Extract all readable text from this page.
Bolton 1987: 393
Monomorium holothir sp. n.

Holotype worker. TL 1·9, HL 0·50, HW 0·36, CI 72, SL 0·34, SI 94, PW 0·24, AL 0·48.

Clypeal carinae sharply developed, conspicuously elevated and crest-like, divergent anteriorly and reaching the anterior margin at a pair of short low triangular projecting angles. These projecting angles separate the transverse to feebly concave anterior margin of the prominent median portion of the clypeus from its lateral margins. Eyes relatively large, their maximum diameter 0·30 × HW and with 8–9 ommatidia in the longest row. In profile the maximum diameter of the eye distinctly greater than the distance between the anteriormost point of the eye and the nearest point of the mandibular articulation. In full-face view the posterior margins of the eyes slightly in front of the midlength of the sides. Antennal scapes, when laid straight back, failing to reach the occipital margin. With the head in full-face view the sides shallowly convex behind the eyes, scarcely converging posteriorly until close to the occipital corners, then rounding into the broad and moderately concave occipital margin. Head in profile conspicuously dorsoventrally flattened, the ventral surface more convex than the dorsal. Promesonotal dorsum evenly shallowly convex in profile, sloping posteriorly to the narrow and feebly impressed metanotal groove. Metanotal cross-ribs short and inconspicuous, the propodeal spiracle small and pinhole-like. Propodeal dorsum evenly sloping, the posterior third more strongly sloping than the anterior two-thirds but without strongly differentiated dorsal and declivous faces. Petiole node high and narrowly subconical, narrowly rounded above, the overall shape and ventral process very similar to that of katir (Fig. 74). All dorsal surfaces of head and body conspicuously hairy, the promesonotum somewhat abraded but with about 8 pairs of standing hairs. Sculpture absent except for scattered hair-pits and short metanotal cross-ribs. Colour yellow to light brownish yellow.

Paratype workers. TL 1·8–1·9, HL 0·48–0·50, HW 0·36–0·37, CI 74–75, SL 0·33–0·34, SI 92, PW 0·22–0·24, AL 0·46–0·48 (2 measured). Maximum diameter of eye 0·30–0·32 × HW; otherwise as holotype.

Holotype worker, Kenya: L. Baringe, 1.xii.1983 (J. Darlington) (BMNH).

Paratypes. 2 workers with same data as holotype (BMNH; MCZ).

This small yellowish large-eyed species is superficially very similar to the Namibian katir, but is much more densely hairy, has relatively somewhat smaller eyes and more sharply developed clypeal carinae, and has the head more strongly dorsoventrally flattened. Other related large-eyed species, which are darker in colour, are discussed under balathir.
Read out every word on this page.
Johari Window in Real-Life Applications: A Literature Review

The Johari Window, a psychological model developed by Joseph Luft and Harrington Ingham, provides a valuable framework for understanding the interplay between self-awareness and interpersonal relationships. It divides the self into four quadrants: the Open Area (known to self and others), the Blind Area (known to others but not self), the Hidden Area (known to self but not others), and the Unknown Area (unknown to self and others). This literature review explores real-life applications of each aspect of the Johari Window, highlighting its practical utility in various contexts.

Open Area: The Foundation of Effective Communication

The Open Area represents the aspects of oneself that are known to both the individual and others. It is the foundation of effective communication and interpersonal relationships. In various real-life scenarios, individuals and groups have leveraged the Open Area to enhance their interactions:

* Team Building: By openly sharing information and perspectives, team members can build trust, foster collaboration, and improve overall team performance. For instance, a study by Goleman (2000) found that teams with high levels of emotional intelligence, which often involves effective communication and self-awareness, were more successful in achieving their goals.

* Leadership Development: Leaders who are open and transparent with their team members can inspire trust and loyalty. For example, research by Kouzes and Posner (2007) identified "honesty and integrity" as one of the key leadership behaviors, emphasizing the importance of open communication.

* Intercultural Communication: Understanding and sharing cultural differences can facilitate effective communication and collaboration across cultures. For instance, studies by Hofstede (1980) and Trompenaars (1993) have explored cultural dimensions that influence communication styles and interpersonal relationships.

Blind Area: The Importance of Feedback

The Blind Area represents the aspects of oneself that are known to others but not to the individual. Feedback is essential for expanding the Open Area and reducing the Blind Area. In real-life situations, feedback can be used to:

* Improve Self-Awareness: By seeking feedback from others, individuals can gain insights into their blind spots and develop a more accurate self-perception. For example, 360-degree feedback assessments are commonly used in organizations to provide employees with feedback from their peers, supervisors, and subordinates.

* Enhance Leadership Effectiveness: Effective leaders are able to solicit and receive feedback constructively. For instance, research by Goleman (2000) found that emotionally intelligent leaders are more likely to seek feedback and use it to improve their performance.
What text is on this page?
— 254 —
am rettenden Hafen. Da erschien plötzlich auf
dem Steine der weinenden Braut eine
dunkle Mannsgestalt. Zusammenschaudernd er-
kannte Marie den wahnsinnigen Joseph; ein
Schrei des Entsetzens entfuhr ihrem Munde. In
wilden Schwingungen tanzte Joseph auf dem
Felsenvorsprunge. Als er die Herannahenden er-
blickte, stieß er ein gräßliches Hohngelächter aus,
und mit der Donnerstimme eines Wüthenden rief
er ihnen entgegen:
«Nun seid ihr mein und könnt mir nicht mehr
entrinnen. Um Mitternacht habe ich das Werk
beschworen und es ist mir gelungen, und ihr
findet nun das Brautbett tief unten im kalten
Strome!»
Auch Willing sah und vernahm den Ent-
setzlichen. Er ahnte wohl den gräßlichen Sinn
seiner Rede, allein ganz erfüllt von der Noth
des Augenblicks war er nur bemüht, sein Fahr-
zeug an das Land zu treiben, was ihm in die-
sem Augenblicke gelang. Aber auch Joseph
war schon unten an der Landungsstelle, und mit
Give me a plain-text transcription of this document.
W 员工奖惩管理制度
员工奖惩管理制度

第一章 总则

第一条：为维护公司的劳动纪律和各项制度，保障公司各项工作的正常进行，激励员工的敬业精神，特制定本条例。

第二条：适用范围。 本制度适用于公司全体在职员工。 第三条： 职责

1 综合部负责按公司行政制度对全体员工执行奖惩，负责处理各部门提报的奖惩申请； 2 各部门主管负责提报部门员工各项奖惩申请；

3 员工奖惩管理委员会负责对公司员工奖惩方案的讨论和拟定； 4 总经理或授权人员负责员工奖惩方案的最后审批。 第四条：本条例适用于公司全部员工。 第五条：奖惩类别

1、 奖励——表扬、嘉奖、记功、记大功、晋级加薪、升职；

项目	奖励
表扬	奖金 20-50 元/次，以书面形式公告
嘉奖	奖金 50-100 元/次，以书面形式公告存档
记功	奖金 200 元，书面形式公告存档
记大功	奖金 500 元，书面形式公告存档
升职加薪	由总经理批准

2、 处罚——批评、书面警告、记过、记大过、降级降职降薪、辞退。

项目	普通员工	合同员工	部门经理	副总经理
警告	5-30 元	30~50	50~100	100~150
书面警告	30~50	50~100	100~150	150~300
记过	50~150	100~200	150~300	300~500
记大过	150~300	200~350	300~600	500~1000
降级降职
◆ ◆ ◆
DO THIS> Repeat exactly the lines from the line containing "Give me a plain-text" through the end of the listing above; both boundary lines are part of the output.

TASK OUTPUT>
Give me a plain-text transcription of this document.
W 员工奖惩管理制度
员工奖惩管理制度

第一章 总则

第一条：为维护公司的劳动纪律和各项制度，保障公司各项工作的正常进行，激励员工的敬业精神，特制定本条例。

第二条：适用范围。 本制度适用于公司全体在职员工。 第三条： 职责

1 综合部负责按公司行政制度对全体员工执行奖惩，负责处理各部门提报的奖惩申请； 2 各部门主管负责提报部门员工各项奖惩申请；

3 员工奖惩管理委员会负责对公司员工奖惩方案的讨论和拟定； 4 总经理或授权人员负责员工奖惩方案的最后审批。 第四条：本条例适用于公司全部员工。 第五条：奖惩类别

1、 奖励——表扬、嘉奖、记功、记大功、晋级加薪、升职；

项目	奖励
表扬	奖金 20-50 元/次，以书面形式公告
嘉奖	奖金 50-100 元/次，以书面形式公告存档
记功	奖金 200 元，书面形式公告存档
记大功	奖金 500 元，书面形式公告存档
升职加薪	由总经理批准

2、 处罚——批评、书面警告、记过、记大过、降级降职降薪、辞退。

项目	普通员工	合同员工	部门经理	副总经理
警告	5-30 元	30~50	50~100	100~150
书面警告	30~50	50~100	100~150	150~300
记过	50~150	100~200	150~300	300~500
记大过	150~300	200~350	300~600	500~1000
降级降职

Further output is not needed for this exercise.